**TASK TO CARRY OUT:** Here are some records; return them all exactly.

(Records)
::::::::

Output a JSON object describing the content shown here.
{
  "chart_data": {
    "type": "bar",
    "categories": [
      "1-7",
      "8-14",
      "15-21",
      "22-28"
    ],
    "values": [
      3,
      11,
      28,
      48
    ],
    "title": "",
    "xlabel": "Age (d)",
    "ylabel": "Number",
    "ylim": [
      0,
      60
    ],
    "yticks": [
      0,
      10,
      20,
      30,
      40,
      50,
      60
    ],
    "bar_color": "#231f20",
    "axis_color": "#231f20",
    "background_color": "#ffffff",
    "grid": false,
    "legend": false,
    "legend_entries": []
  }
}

::::::::

**REPLY:**
Output a JSON object describing the content shown here.
{
  "chart_data": {
    "type": "bar",
    "categories": [
      "1-7",
      "8-14",
      "15-21",
      "22-28"
    ],
    "values": [
      3,
      11,
      28,
      48
    ],
    "title": "",
    "xlabel": "Age (d)",
    "ylabel": "Number",
    "ylim": [
      0,
      60
    ],
    "yticks": [
      0,
      10,
      20,
      30,
      40,
      50,
      60
    ],
    "bar_color": "#231f20",
    "axis_color": "#231f20",
    "background_color": "#ffffff",
    "grid": false,
    "legend": false,
    "legend_entries": []
  }
}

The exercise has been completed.